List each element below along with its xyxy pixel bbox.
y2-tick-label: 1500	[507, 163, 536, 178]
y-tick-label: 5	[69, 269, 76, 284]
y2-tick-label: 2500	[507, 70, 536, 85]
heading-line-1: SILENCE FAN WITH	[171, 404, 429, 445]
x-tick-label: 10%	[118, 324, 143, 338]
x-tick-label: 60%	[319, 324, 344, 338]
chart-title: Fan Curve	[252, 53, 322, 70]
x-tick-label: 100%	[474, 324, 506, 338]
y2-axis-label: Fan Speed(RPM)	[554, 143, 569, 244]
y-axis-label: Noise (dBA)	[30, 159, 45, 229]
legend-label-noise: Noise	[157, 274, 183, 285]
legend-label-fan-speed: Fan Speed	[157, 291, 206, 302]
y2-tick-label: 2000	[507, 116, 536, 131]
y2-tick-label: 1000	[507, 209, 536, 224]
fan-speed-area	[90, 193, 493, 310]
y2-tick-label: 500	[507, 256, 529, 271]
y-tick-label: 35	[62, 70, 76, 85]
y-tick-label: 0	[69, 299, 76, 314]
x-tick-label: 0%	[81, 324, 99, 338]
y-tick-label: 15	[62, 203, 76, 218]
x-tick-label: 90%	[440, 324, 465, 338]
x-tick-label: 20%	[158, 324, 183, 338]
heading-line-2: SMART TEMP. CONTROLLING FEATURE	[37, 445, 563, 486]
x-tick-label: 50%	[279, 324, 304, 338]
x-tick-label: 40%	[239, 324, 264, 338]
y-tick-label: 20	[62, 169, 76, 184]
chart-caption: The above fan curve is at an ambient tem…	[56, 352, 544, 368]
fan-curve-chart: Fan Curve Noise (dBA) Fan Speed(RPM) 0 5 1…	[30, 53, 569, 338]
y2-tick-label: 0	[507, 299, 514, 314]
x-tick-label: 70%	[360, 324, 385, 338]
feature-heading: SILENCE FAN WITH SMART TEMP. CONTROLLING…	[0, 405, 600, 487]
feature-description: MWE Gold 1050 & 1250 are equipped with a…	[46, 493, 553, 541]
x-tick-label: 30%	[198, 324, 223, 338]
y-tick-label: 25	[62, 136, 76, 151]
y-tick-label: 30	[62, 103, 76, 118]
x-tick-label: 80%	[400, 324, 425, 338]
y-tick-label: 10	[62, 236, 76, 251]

◇ ◇ ◇

Exercise -> Turn every line of the data above into a Markdown table with two columns, Row and Line, numbering each row and leaving out any blank lines.

Solution ->
| Row | Line |
|---|---|
| 1 | List each element below along with its xyxy pixel bbox. |
| 2 | y2-tick-label: 1500	[507, 163, 536, 178] |
| 3 | y-tick-label: 5	[69, 269, 76, 284] |
| 4 | y2-tick-label: 2500	[507, 70, 536, 85] |
| 5 | heading-line-1: SILENCE FAN WITH	[171, 404, 429, 445] |
| 6 | x-tick-label: 10%	[118, 324, 143, 338] |
| 7 | x-tick-label: 60%	[319, 324, 344, 338] |
| 8 | chart-title: Fan Curve	[252, 53, 322, 70] |
| 9 | x-tick-label: 100%	[474, 324, 506, 338] |
| 10 | y2-axis-label: Fan Speed(RPM)	[554, 143, 569, 244] |
| 11 | y-axis-label: Noise (dBA)	[30, 159, 45, 229] |
| 12 | legend-label-noise: Noise	[157, 274, 183, 285] |
| 13 | legend-label-fan-speed: Fan Speed	[157, 291, 206, 302] |
| 14 | y2-tick-label: 2000	[507, 116, 536, 131] |
| 15 | y2-tick-label: 1000	[507, 209, 536, 224] |
| 16 | fan-speed-area	[90, 193, 493, 310] |
| 17 | y2-tick-label: 500	[507, 256, 529, 271] |
| 18 | y-tick-label: 35	[62, 70, 76, 85] |
| 19 | y-tick-label: 0	[69, 299, 76, 314] |
| 20 | x-tick-label: 0%	[81, 324, 99, 338] |
| 21 | y-tick-label: 15	[62, 203, 76, 218] |
| 22 | x-tick-label: 90%	[440, 324, 465, 338] |
| 23 | x-tick-label: 20%	[158, 324, 183, 338] |
| 24 | heading-line-2: SMART TEMP. CONTROLLING FEATURE	[37, 445, 563, 486] |
| 25 | x-tick-label: 50%	[279, 324, 304, 338] |
| 26 | x-tick-label: 40%	[239, 324, 264, 338] |
| 27 | y-tick-label: 20	[62, 169, 76, 184] |
| 28 | chart-caption: The above fan curve is at an ambient tem…	[56, 352, 544, 368] |
| 29 | fan-curve-chart: Fan Curve Noise (dBA) Fan Speed(RPM) 0 5 1…	[30, 53, 569, 338] |
| 30 | y2-tick-label: 0	[507, 299, 514, 314] |
| 31 | x-tick-label: 70%	[360, 324, 385, 338] |
| 32 | feature-heading: SILENCE FAN WITH SMART TEMP. CONTROLLING…	[0, 405, 600, 487] |
| 33 | feature-description: MWE Gold 1050 & 1250 are equipped with a…	[46, 493, 553, 541] |
| 34 | x-tick-label: 30%	[198, 324, 223, 338] |
| 35 | y-tick-label: 25	[62, 136, 76, 151] |
| 36 | y-tick-label: 30	[62, 103, 76, 118] |
| 37 | x-tick-label: 80%	[400, 324, 425, 338] |
| 38 | y-tick-label: 10	[62, 236, 76, 251] |